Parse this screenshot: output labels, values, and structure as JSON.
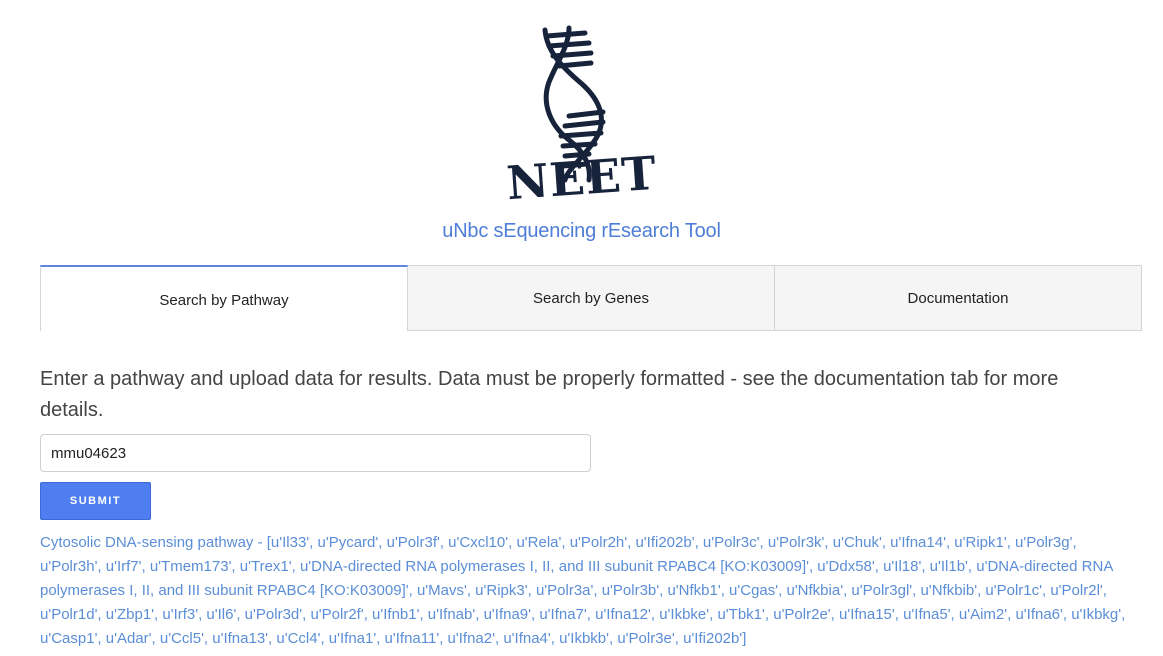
{
  "logo": {
    "text": "NEET",
    "icon": "dna-helix-icon"
  },
  "subtitle": "uNbc sEquencing rEsearch Tool",
  "tabs": [
    {
      "label": "Search by Pathway",
      "active": true
    },
    {
      "label": "Search by Genes",
      "active": false
    },
    {
      "label": "Documentation",
      "active": false
    }
  ],
  "intro_text": "Enter a pathway and upload data for results. Data must be properly formatted - see the documentation tab for more details.",
  "pathway_input": {
    "value": "mmu04623"
  },
  "submit_label": "SUBMIT",
  "result_text": "Cytosolic DNA-sensing pathway - [u'Il33', u'Pycard', u'Polr3f', u'Cxcl10', u'Rela', u'Polr2h', u'Ifi202b', u'Polr3c', u'Polr3k', u'Chuk', u'Ifna14', u'Ripk1', u'Polr3g', u'Polr3h', u'Irf7', u'Tmem173', u'Trex1', u'DNA-directed RNA polymerases I, II, and III subunit RPABC4 [KO:K03009]', u'Ddx58', u'Il18', u'Il1b', u'DNA-directed RNA polymerases I, II, and III subunit RPABC4 [KO:K03009]', u'Mavs', u'Ripk3', u'Polr3a', u'Polr3b', u'Nfkb1', u'Cgas', u'Nfkbia', u'Polr3gl', u'Nfkbib', u'Polr1c', u'Polr2l', u'Polr1d', u'Zbp1', u'Irf3', u'Il6', u'Polr3d', u'Polr2f', u'Ifnb1', u'Ifnab', u'Ifna9', u'Ifna7', u'Ifna12', u'Ikbke', u'Tbk1', u'Polr2e', u'Ifna15', u'Ifna5', u'Aim2', u'Ifna6', u'Ikbkg', u'Casp1', u'Adar', u'Ccl5', u'Ifna13', u'Ccl4', u'Ifna1', u'Ifna11', u'Ifna2', u'Ifna4', u'Ikbkb', u'Polr3e', u'Ifi202b']",
  "colors": {
    "accent": "#4e7ef0",
    "subtitle": "#4e7ed8",
    "result": "#5b8ed6",
    "logo": "#17233a"
  }
}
•••••
▶ **REQUIREMENT**
Repeat the data above exactly, but not the pictures.

▶ **ANSWER BOX**
Parse this screenshot: output labels, values, and structure as JSON.
{
  "logo": {
    "text": "NEET",
    "icon": "dna-helix-icon"
  },
  "subtitle": "uNbc sEquencing rEsearch Tool",
  "tabs": [
    {
      "label": "Search by Pathway",
      "active": true
    },
    {
      "label": "Search by Genes",
      "active": false
    },
    {
      "label": "Documentation",
      "active": false
    }
  ],
  "intro_text": "Enter a pathway and upload data for results. Data must be properly formatted - see the documentation tab for more details.",
  "pathway_input": {
    "value": "mmu04623"
  },
  "submit_label": "SUBMIT",
  "result_text": "Cytosolic DNA-sensing pathway - [u'Il33', u'Pycard', u'Polr3f', u'Cxcl10', u'Rela', u'Polr2h', u'Ifi202b', u'Polr3c', u'Polr3k', u'Chuk', u'Ifna14', u'Ripk1', u'Polr3g', u'Polr3h', u'Irf7', u'Tmem173', u'Trex1', u'DNA-directed RNA polymerases I, II, and III subunit RPABC4 [KO:K03009]', u'Ddx58', u'Il18', u'Il1b', u'DNA-directed RNA polymerases I, II, and III subunit RPABC4 [KO:K03009]', u'Mavs', u'Ripk3', u'Polr3a', u'Polr3b', u'Nfkb1', u'Cgas', u'Nfkbia', u'Polr3gl', u'Nfkbib', u'Polr1c', u'Polr2l', u'Polr1d', u'Zbp1', u'Irf3', u'Il6', u'Polr3d', u'Polr2f', u'Ifnb1', u'Ifnab', u'Ifna9', u'Ifna7', u'Ifna12', u'Ikbke', u'Tbk1', u'Polr2e', u'Ifna15', u'Ifna5', u'Aim2', u'Ifna6', u'Ikbkg', u'Casp1', u'Adar', u'Ccl5', u'Ifna13', u'Ccl4', u'Ifna1', u'Ifna11', u'Ifna2', u'Ifna4', u'Ikbkb', u'Polr3e', u'Ifi202b']",
  "colors": {
    "accent": "#4e7ef0",
    "subtitle": "#4e7ed8",
    "result": "#5b8ed6",
    "logo": "#17233a"
  }
}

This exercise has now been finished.